:: Entries

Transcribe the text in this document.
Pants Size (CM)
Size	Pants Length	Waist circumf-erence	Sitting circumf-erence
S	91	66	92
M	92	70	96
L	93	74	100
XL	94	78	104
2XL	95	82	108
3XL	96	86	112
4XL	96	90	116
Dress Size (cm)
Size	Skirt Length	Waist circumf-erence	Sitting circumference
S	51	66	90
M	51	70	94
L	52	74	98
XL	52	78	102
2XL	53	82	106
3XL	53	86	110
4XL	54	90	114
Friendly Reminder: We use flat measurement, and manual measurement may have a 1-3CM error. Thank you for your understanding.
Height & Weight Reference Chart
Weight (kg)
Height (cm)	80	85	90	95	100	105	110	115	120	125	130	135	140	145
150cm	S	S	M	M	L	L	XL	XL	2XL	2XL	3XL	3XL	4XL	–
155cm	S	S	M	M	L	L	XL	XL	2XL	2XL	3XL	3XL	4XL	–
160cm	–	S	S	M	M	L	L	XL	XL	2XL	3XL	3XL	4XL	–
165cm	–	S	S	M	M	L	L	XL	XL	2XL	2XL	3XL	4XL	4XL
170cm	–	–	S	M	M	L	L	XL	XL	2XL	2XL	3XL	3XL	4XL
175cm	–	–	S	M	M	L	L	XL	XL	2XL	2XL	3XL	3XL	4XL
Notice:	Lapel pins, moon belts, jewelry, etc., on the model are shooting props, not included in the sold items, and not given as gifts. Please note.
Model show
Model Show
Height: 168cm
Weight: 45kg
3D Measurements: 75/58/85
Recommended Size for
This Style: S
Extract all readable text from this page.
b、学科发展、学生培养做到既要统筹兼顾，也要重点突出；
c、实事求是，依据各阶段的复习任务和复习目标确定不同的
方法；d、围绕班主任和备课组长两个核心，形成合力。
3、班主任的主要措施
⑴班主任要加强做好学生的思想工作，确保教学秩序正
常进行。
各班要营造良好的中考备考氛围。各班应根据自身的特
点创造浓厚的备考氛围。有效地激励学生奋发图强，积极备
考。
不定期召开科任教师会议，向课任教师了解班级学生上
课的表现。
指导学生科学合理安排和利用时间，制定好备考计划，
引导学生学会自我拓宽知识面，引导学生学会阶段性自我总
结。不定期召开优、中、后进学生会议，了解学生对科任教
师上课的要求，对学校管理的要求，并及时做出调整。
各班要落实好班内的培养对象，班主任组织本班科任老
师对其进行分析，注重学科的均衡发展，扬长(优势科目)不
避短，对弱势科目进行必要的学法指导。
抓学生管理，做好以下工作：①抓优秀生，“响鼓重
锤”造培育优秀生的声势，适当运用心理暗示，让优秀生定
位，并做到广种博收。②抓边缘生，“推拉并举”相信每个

::::

### Aim
Find the word "Pants" in the data and show each line that holds it.

### Answer to this exercise
Pants Size (CM)
Size	Pants Length	Waist circumf-erence	Sitting circumf-erence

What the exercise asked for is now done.